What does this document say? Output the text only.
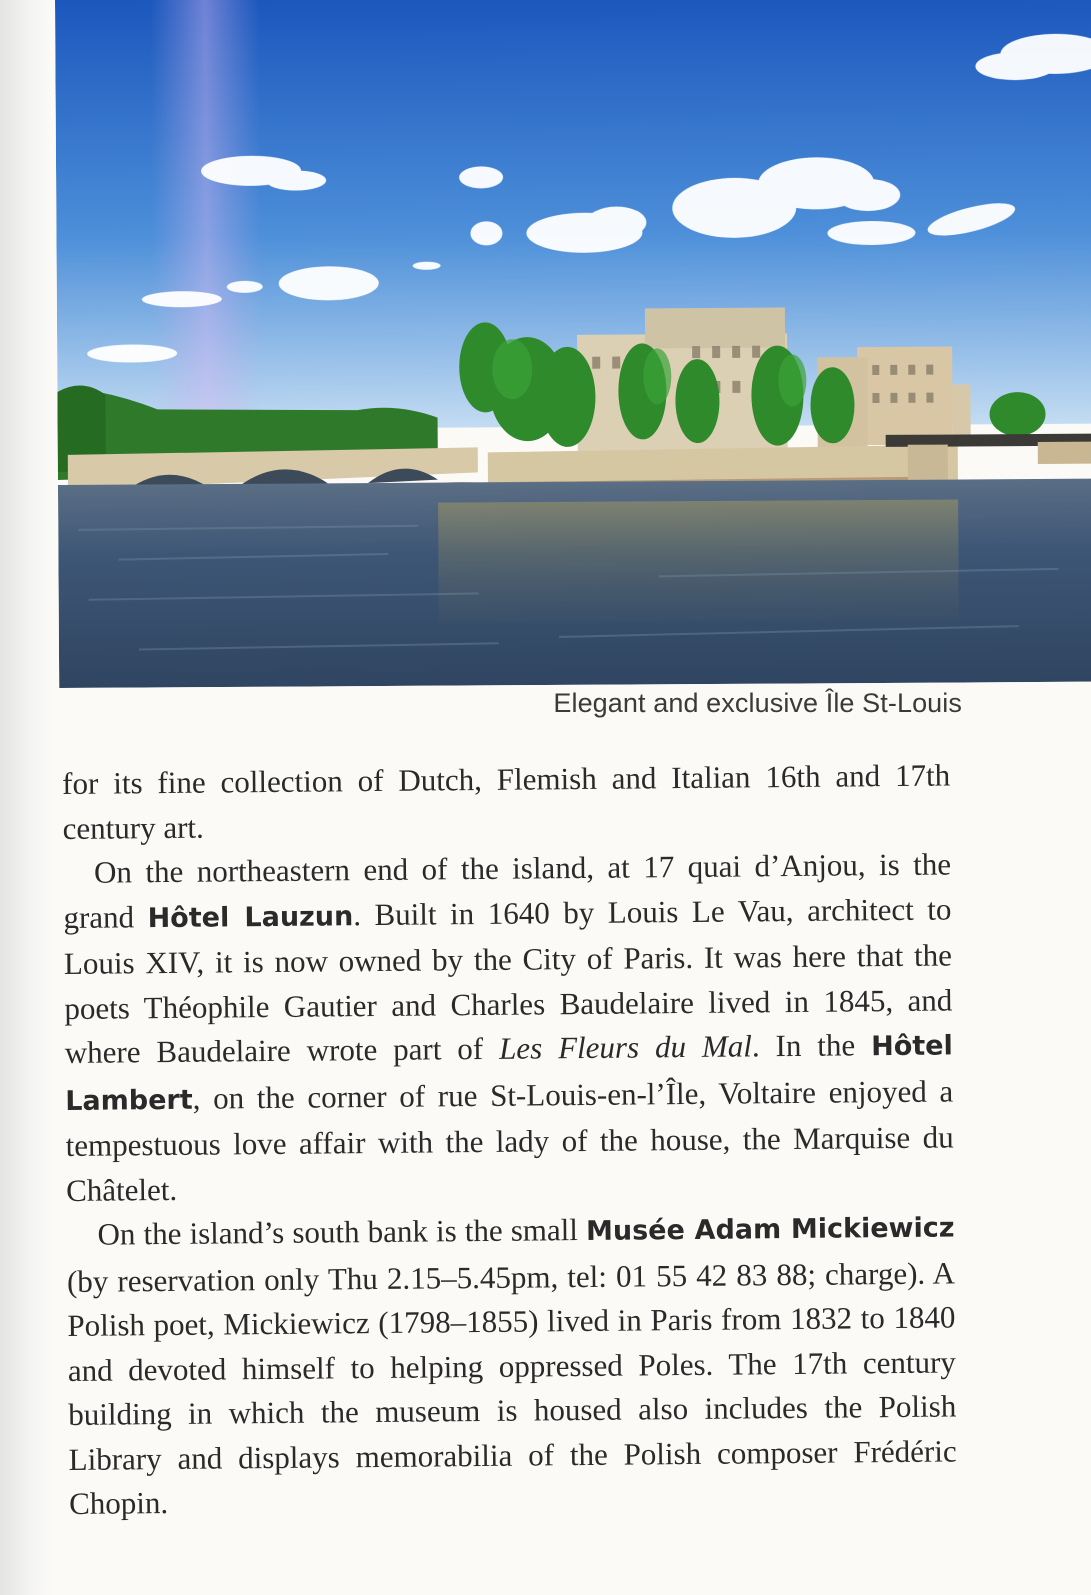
Elegant and exclusive Île St-Louis

for its fine collection of Dutch, Flemish and Italian 16th and 17th century art.

On the northeastern end of the island, at 17 quai d’Anjou, is the grand Hôtel Lauzun. Built in 1640 by Louis Le Vau, architect to Louis XIV, it is now owned by the City of Paris. It was here that the poets Théophile Gautier and Charles Baudelaire lived in 1845, and where Baudelaire wrote part of Les Fleurs du Mal. In the Hôtel Lambert, on the corner of rue St-Louis-en-l’Île, Voltaire enjoyed a tempestuous love affair with the lady of the house, the Marquise du Châtelet.

On the island’s south bank is the small Musée Adam Mickiewicz (by reservation only Thu 2.15–5.45pm, tel: 01 55 42 83 88; charge). A Polish poet, Mickiewicz (1798–1855) lived in Paris from 1832 to 1840 and devoted himself to helping oppressed Poles. The 17th century building in which the museum is housed also includes the Polish Library and displays memorabilia of the Polish composer Frédéric Chopin.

####################

-- PROBLEM REQUIREMENTS --
Reproduce the data verbatim. Do not carry any picture into the copy.

-- THE COMPLETED TASK --
What does this document say? Output the text only.
Elegant and exclusive Île St-Louis

for its fine collection of Dutch, Flemish and Italian 16th and 17th century art.

On the northeastern end of the island, at 17 quai d’Anjou, is the grand Hôtel Lauzun. Built in 1640 by Louis Le Vau, architect to Louis XIV, it is now owned by the City of Paris. It was here that the poets Théophile Gautier and Charles Baudelaire lived in 1845, and where Baudelaire wrote part of Les Fleurs du Mal. In the Hôtel Lambert, on the corner of rue St-Louis-en-l’Île, Voltaire enjoyed a tempestuous love affair with the lady of the house, the Marquise du Châtelet.

On the island’s south bank is the small Musée Adam Mickiewicz (by reservation only Thu 2.15–5.45pm, tel: 01 55 42 83 88; charge). A Polish poet, Mickiewicz (1798–1855) lived in Paris from 1832 to 1840 and devoted himself to helping oppressed Poles. The 17th century building in which the museum is housed also includes the Polish Library and displays memorabilia of the Polish composer Frédéric Chopin.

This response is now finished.